TEXTO DE ORIGEN:
<<<<
A LA SOMBRA DE LA ACACIA DE LA VELILLA.

A LA SOMBRA DE LA ACACIA DE LA VELILLA.

Escribir o incluso hablar de mi calle es tomar el hilo del barrio, es hurgar en los recuerdos de sus antepasados, remover las almas ya dormidas, correr tras las voces y sus cantos sin eco que se perdieron en sus magníficos miradores, es soplarle a los vientos apacibles del sur movidos por el canto de las niñas que juegan a la comba, a la rayuela o al corro.

La calle se llamó “la Velilla”. Aún la siguen llamando así, pero la gente ya no está, por eso se nombra en pasado. Frma parte de un barrio que fue populoso y por tanto lleno de vida con lo que eso significa; pero con tan mala suerte que no aparecía en los planes de desarrollo de la Administración Local, y la gente se tuvo que marchar a buscarse la vida a otros lugares bogando durante muchos años como almas errantes en mares lejanos y territorios muy distintos y distantes al suyo.

En la actualidad aparece sola y vacía, tan solo le da vida la pequeña acacia de en medio que sombrea en ocasiones al banco pintado de negro orientado a los magníficos paisajes que rodean el barrio, a donde llegan de manos de Tifón cuando abandona su gruta de Cilicia los terribles vientos invernales.

Hubo un día en el que la vida reinó en la calle y las personas que la habitaban se fraccionaron de forma natural, agrupándose en cuatro especies, según las estaciones meteorológicas.
>>>>
INFORMACIÓN APORTADA:
<<<<
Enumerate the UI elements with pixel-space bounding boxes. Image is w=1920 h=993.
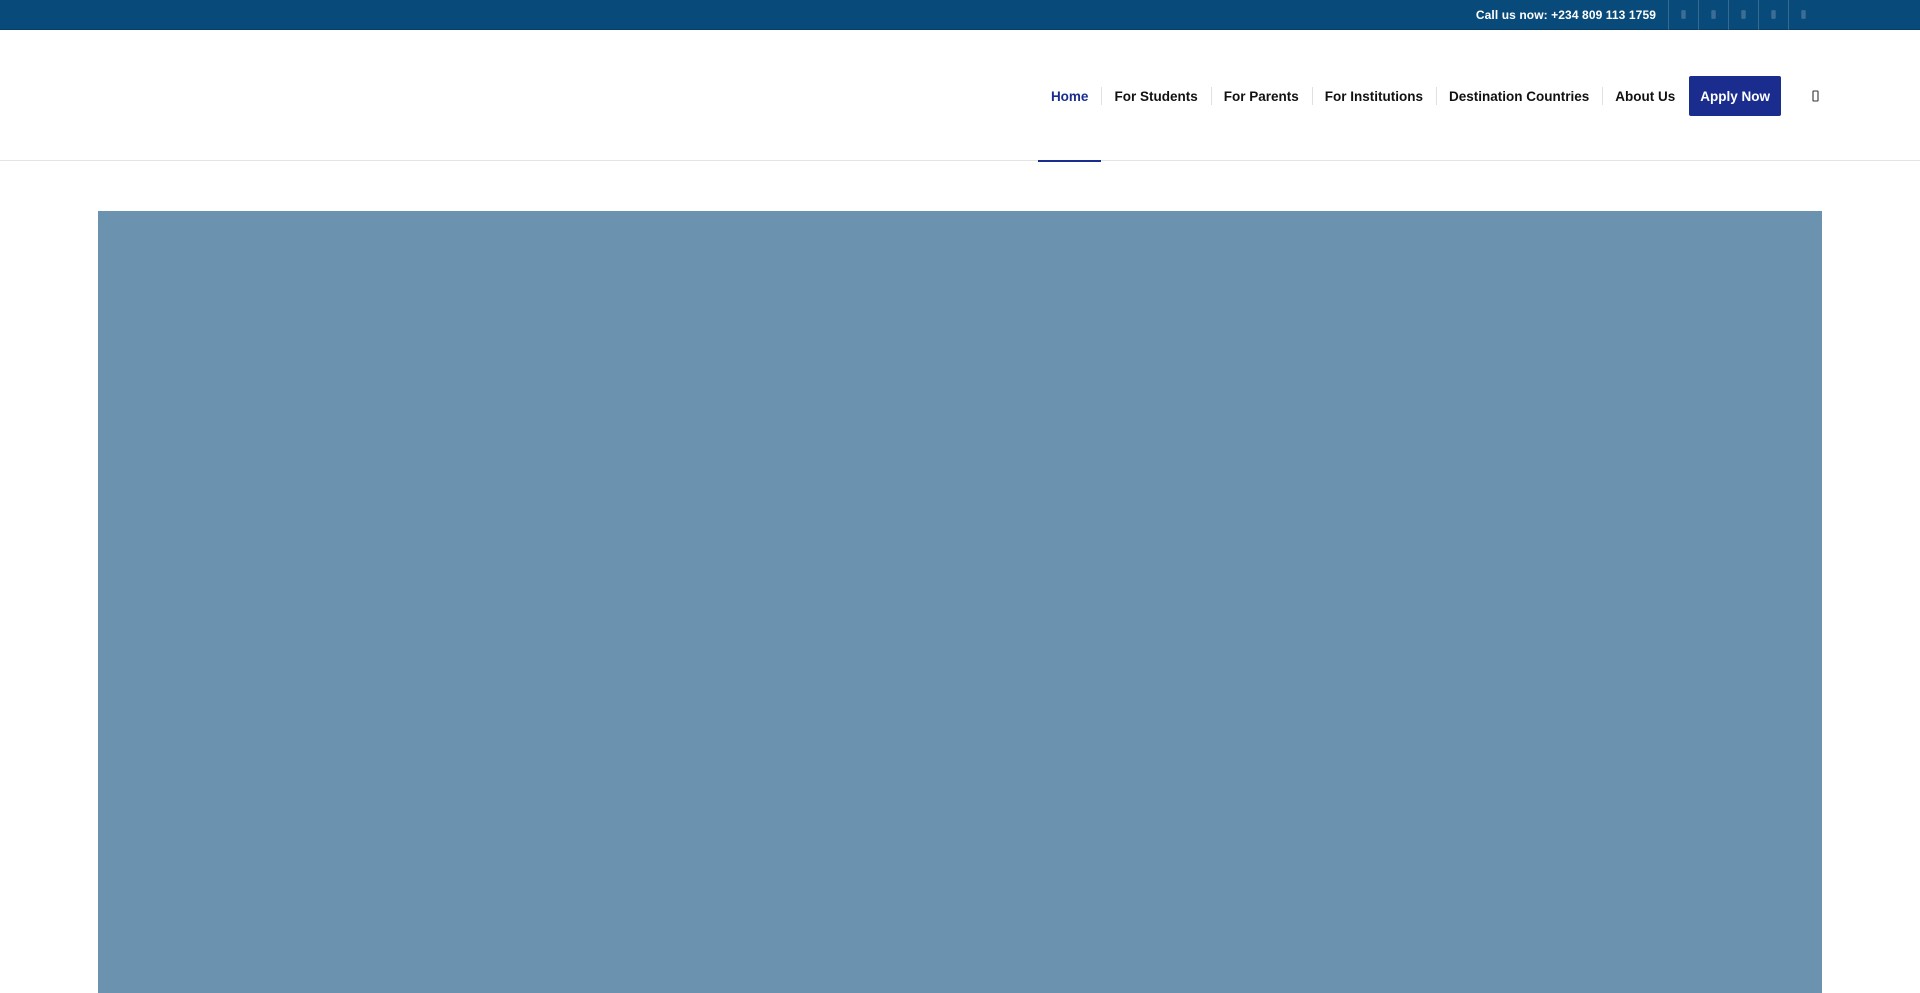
>>>>
INSTRUCCIÓN 1:
Transcribe literalmente el tramo del texto sobre la calle de la Velilla que va desde "Escribir o incluso" hasta "distantes al suyo.".
INSTRUCCIÓN 2:
Prolonga el texto sobre la calle de la Velilla a partir de la última oración que aparece.

RESPUESTA FINAL 1:
Escribir o incluso hablar de mi calle es tomar el hilo del barrio, es hurgar en los recuerdos de sus antepasados, remover las almas ya dormidas, correr tras las voces y sus cantos sin eco que se perdieron en sus magníficos miradores, es soplarle a los vientos apacibles del sur movidos por el canto de las niñas que juegan a la comba, a la rayuela o al corro.

La calle se llamó “la Velilla”. Aún la siguen llamando así, pero la gente ya no está, por eso se nombra en pasado. Frma parte de un barrio que fue populoso y por tanto lleno de vida con lo que eso significa; pero con tan mala suerte que no aparecía en los planes de desarrollo de la Administración Local, y la gente se tuvo que marchar a buscarse la vida a otros lugares bogando durante muchos años como almas errantes en mares lejanos y territorios muy distintos y distantes al suyo.

RESPUESTA FINAL 2:
Personas-Primavera:

Aman a las golondrinas que llegan surcando los cielos a cien por hora con olor a jazmín y azahar, con sus incesantes gorgoteos y piruetas casi imposibles que realizan para despertar a los vecinos del letargo del largo y duro invierno. Conforme recorren la calle, se va extendiendo un manto multicolor de huertas y naturaleza en plena ebullición que devuelve a las gentes su parte más solícita, hacendosa y alegre. Incluso al anochecer, se van acercando revoltosas las polillas a la única farola que alumbra al solitario banco ya sin la sombra de la acacia, pero bajo el revoloteo de una docena de murciélagos que aletean al son de los grillos herreros. Cualquier tiempo puede ser bueno o malo para morir, pero en este tiempo no muere nadie, la excitación de la naturaleza no lo permite. ¡Bendita savia!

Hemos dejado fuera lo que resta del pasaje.